Without changing a character, return the entries, but not the images they hold.

>> BEGIN Records to process

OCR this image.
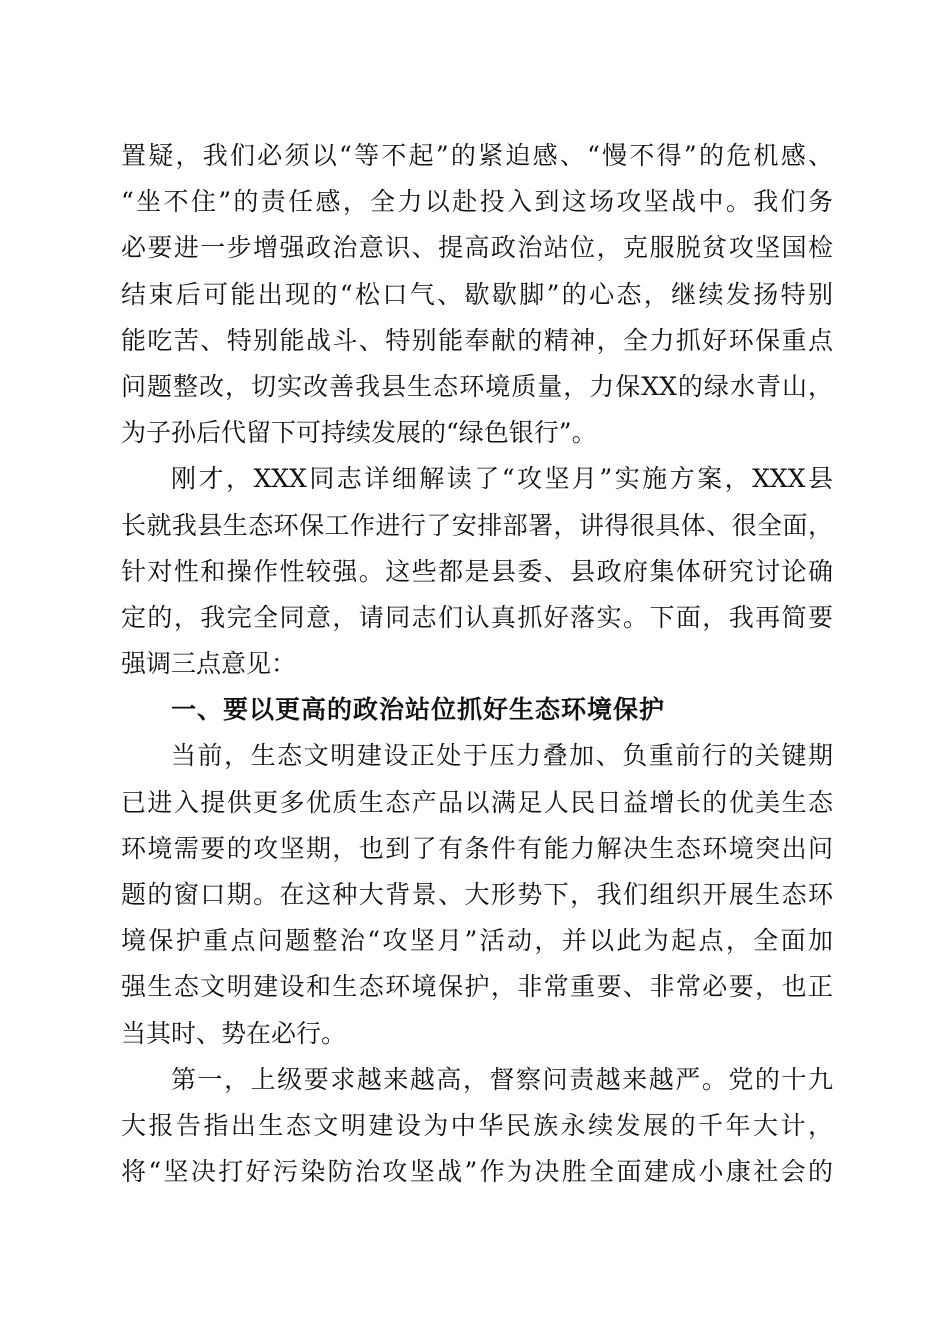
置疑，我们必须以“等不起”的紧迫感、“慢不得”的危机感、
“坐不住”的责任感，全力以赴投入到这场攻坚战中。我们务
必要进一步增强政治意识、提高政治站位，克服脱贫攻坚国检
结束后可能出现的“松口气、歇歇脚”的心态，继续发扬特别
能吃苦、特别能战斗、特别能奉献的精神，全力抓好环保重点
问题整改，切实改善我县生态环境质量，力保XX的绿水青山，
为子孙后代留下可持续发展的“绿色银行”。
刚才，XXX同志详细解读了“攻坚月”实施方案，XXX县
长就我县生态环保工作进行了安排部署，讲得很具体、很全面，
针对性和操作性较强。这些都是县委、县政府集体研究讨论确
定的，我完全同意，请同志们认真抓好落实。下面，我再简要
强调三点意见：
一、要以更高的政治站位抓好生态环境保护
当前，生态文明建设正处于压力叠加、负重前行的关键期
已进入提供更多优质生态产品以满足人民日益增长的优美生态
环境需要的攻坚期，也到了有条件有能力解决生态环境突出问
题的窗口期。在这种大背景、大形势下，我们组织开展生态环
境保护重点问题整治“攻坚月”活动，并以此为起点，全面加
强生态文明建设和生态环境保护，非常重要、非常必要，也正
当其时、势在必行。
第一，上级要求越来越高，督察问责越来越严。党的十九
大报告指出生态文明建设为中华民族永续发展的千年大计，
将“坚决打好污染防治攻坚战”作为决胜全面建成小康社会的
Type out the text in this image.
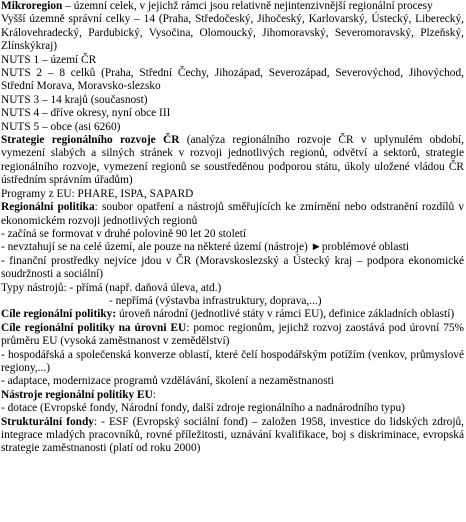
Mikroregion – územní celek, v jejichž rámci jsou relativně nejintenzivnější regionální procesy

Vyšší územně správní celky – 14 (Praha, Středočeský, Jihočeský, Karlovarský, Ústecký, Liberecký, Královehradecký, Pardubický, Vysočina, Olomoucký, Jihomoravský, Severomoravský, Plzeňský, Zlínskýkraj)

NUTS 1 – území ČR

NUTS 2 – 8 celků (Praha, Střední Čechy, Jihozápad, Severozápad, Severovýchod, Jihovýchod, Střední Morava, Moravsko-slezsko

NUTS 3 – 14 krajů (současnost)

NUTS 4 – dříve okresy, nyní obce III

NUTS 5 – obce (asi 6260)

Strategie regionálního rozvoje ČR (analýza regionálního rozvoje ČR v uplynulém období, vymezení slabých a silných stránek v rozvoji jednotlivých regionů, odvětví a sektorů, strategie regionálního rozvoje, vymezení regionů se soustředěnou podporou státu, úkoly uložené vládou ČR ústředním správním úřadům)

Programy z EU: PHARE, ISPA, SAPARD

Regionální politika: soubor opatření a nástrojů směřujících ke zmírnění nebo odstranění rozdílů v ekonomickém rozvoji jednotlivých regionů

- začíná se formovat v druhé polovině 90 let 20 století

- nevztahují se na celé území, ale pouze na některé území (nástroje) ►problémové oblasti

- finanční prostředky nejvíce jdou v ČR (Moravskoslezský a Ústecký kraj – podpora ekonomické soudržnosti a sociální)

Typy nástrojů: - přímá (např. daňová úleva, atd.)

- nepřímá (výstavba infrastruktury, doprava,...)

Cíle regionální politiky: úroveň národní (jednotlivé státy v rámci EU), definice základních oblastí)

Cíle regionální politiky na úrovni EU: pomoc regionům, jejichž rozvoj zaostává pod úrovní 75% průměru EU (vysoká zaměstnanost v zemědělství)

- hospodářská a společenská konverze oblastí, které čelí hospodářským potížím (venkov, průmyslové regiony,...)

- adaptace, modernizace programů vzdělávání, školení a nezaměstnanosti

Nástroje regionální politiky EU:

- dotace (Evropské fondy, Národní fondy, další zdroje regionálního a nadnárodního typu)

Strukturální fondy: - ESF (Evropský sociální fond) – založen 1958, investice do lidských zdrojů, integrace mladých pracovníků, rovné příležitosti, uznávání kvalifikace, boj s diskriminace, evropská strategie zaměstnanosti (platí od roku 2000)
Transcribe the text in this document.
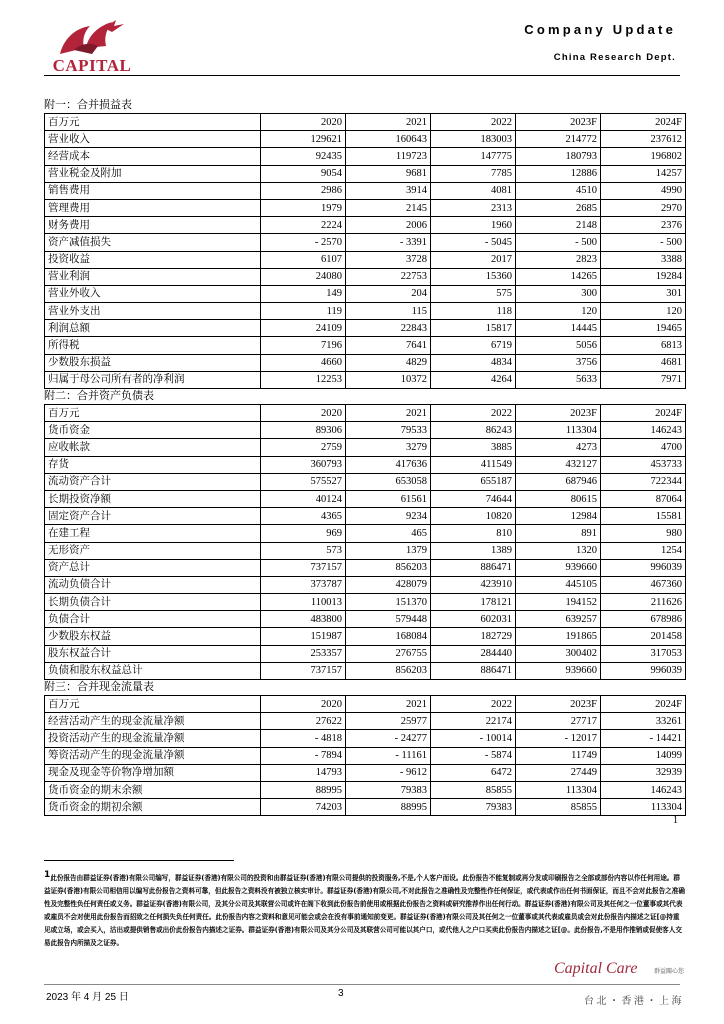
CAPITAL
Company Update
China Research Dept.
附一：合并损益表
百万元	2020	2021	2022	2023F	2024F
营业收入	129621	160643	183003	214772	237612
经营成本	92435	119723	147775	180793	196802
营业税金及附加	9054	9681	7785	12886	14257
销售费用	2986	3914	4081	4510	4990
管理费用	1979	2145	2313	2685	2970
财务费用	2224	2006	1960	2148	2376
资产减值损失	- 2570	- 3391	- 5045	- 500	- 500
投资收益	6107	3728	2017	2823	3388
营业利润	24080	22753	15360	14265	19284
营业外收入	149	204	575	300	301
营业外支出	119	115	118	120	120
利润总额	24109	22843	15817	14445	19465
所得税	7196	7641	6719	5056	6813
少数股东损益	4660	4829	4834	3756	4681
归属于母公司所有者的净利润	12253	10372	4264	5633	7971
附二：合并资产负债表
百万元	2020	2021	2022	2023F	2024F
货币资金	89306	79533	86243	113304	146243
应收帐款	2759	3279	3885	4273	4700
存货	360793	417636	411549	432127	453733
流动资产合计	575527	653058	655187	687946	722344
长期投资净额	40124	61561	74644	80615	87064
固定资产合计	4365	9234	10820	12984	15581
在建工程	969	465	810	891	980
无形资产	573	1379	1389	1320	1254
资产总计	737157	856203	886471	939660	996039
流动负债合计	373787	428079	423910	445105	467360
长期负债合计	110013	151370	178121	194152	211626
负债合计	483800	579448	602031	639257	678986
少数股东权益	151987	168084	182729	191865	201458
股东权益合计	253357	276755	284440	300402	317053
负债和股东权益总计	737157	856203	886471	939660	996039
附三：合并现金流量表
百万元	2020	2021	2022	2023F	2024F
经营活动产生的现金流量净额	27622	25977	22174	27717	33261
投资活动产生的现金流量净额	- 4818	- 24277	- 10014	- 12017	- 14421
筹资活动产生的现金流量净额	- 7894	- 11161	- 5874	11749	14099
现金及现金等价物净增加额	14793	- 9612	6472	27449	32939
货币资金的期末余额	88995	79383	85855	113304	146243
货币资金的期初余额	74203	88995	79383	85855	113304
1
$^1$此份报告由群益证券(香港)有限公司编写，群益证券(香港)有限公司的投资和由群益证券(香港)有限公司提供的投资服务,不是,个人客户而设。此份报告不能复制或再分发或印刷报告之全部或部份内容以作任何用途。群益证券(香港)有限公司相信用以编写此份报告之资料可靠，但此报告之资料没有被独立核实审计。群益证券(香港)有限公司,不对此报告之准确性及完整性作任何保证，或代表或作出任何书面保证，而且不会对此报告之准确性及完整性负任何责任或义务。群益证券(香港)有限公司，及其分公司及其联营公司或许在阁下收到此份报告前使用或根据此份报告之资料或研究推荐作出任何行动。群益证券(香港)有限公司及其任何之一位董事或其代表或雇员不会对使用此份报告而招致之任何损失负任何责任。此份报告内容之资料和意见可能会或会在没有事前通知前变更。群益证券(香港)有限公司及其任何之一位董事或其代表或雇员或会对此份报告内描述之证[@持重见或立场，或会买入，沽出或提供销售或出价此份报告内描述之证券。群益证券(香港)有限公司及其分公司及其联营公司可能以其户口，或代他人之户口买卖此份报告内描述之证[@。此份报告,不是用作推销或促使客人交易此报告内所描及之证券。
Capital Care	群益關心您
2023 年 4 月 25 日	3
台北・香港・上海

>> END Records to process

> Expected answer:
OCR this image.
置疑，我们必须以“等不起”的紧迫感、“慢不得”的危机感、
“坐不住”的责任感，全力以赴投入到这场攻坚战中。我们务
必要进一步增强政治意识、提高政治站位，克服脱贫攻坚国检
结束后可能出现的“松口气、歇歇脚”的心态，继续发扬特别
能吃苦、特别能战斗、特别能奉献的精神，全力抓好环保重点
问题整改，切实改善我县生态环境质量，力保XX的绿水青山，
为子孙后代留下可持续发展的“绿色银行”。
刚才，XXX同志详细解读了“攻坚月”实施方案，XXX县
长就我县生态环保工作进行了安排部署，讲得很具体、很全面，
针对性和操作性较强。这些都是县委、县政府集体研究讨论确
定的，我完全同意，请同志们认真抓好落实。下面，我再简要
强调三点意见：
一、要以更高的政治站位抓好生态环境保护
当前，生态文明建设正处于压力叠加、负重前行的关键期
已进入提供更多优质生态产品以满足人民日益增长的优美生态
环境需要的攻坚期，也到了有条件有能力解决生态环境突出问
题的窗口期。在这种大背景、大形势下，我们组织开展生态环
境保护重点问题整治“攻坚月”活动，并以此为起点，全面加
强生态文明建设和生态环境保护，非常重要、非常必要，也正
当其时、势在必行。
第一，上级要求越来越高，督察问责越来越严。党的十九
大报告指出生态文明建设为中华民族永续发展的千年大计，
将“坚决打好污染防治攻坚战”作为决胜全面建成小康社会的
Type out the text in this image.
Mikroregion – územní celek, v jejichž rámci jsou relativně nejintenzivnější regionální procesy

Vyšší územně správní celky – 14 (Praha, Středočeský, Jihočeský, Karlovarský, Ústecký, Liberecký, Královehradecký, Pardubický, Vysočina, Olomoucký, Jihomoravský, Severomoravský, Plzeňský, Zlínskýkraj)

NUTS 1 – území ČR

NUTS 2 – 8 celků (Praha, Střední Čechy, Jihozápad, Severozápad, Severovýchod, Jihovýchod, Střední Morava, Moravsko-slezsko

NUTS 3 – 14 krajů (současnost)

NUTS 4 – dříve okresy, nyní obce III

NUTS 5 – obce (asi 6260)

Strategie regionálního rozvoje ČR (analýza regionálního rozvoje ČR v uplynulém období, vymezení slabých a silných stránek v rozvoji jednotlivých regionů, odvětví a sektorů, strategie regionálního rozvoje, vymezení regionů se soustředěnou podporou státu, úkoly uložené vládou ČR ústředním správním úřadům)

Programy z EU: PHARE, ISPA, SAPARD

Regionální politika: soubor opatření a nástrojů směřujících ke zmírnění nebo odstranění rozdílů v ekonomickém rozvoji jednotlivých regionů

- začíná se formovat v druhé polovině 90 let 20 století

- nevztahují se na celé území, ale pouze na některé území (nástroje) ►problémové oblasti

- finanční prostředky nejvíce jdou v ČR (Moravskoslezský a Ústecký kraj – podpora ekonomické soudržnosti a sociální)

Typy nástrojů: - přímá (např. daňová úleva, atd.)

- nepřímá (výstavba infrastruktury, doprava,...)

Cíle regionální politiky: úroveň národní (jednotlivé státy v rámci EU), definice základních oblastí)

Cíle regionální politiky na úrovni EU: pomoc regionům, jejichž rozvoj zaostává pod úrovní 75% průměru EU (vysoká zaměstnanost v zemědělství)

- hospodářská a společenská konverze oblastí, které čelí hospodářským potížím (venkov, průmyslové regiony,...)

- adaptace, modernizace programů vzdělávání, školení a nezaměstnanosti

Nástroje regionální politiky EU:

- dotace (Evropské fondy, Národní fondy, další zdroje regionálního a nadnárodního typu)

Strukturální fondy: - ESF (Evropský sociální fond) – založen 1958, investice do lidských zdrojů, integrace mladých pracovníků, rovné příležitosti, uznávání kvalifikace, boj s diskriminace, evropská strategie zaměstnanosti (platí od roku 2000)
Transcribe the text in this document.
CAPITAL
Company Update
China Research Dept.
附一：合并损益表
百万元	2020	2021	2022	2023F	2024F
营业收入	129621	160643	183003	214772	237612
经营成本	92435	119723	147775	180793	196802
营业税金及附加	9054	9681	7785	12886	14257
销售费用	2986	3914	4081	4510	4990
管理费用	1979	2145	2313	2685	2970
财务费用	2224	2006	1960	2148	2376
资产减值损失	- 2570	- 3391	- 5045	- 500	- 500
投资收益	6107	3728	2017	2823	3388
营业利润	24080	22753	15360	14265	19284
营业外收入	149	204	575	300	301
营业外支出	119	115	118	120	120
利润总额	24109	22843	15817	14445	19465
所得税	7196	7641	6719	5056	6813
少数股东损益	4660	4829	4834	3756	4681
归属于母公司所有者的净利润	12253	10372	4264	5633	7971
附二：合并资产负债表
百万元	2020	2021	2022	2023F	2024F
货币资金	89306	79533	86243	113304	146243
应收帐款	2759	3279	3885	4273	4700
存货	360793	417636	411549	432127	453733
流动资产合计	575527	653058	655187	687946	722344
长期投资净额	40124	61561	74644	80615	87064
固定资产合计	4365	9234	10820	12984	15581
在建工程	969	465	810	891	980
无形资产	573	1379	1389	1320	1254
资产总计	737157	856203	886471	939660	996039
流动负债合计	373787	428079	423910	445105	467360
长期负债合计	110013	151370	178121	194152	211626
负债合计	483800	579448	602031	639257	678986
少数股东权益	151987	168084	182729	191865	201458
股东权益合计	253357	276755	284440	300402	317053
负债和股东权益总计	737157	856203	886471	939660	996039
附三：合并现金流量表
百万元	2020	2021	2022	2023F	2024F
经营活动产生的现金流量净额	27622	25977	22174	27717	33261
投资活动产生的现金流量净额	- 4818	- 24277	- 10014	- 12017	- 14421
筹资活动产生的现金流量净额	- 7894	- 11161	- 5874	11749	14099
现金及现金等价物净增加额	14793	- 9612	6472	27449	32939
货币资金的期末余额	88995	79383	85855	113304	146243
货币资金的期初余额	74203	88995	79383	85855	113304
1
$^1$此份报告由群益证券(香港)有限公司编写，群益证券(香港)有限公司的投资和由群益证券(香港)有限公司提供的投资服务,不是,个人客户而设。此份报告不能复制或再分发或印刷报告之全部或部份内容以作任何用途。群益证券(香港)有限公司相信用以编写此份报告之资料可靠，但此报告之资料没有被独立核实审计。群益证券(香港)有限公司,不对此报告之准确性及完整性作任何保证，或代表或作出任何书面保证，而且不会对此报告之准确性及完整性负任何责任或义务。群益证券(香港)有限公司，及其分公司及其联营公司或许在阁下收到此份报告前使用或根据此份报告之资料或研究推荐作出任何行动。群益证券(香港)有限公司及其任何之一位董事或其代表或雇员不会对使用此份报告而招致之任何损失负任何责任。此份报告内容之资料和意见可能会或会在没有事前通知前变更。群益证券(香港)有限公司及其任何之一位董事或其代表或雇员或会对此份报告内描述之证[@持重见或立场，或会买入，沽出或提供销售或出价此份报告内描述之证券。群益证券(香港)有限公司及其分公司及其联营公司可能以其户口，或代他人之户口买卖此份报告内描述之证[@。此份报告,不是用作推销或促使客人交易此报告内所描及之证券。
Capital Care	群益關心您
2023 年 4 月 25 日	3
台北・香港・上海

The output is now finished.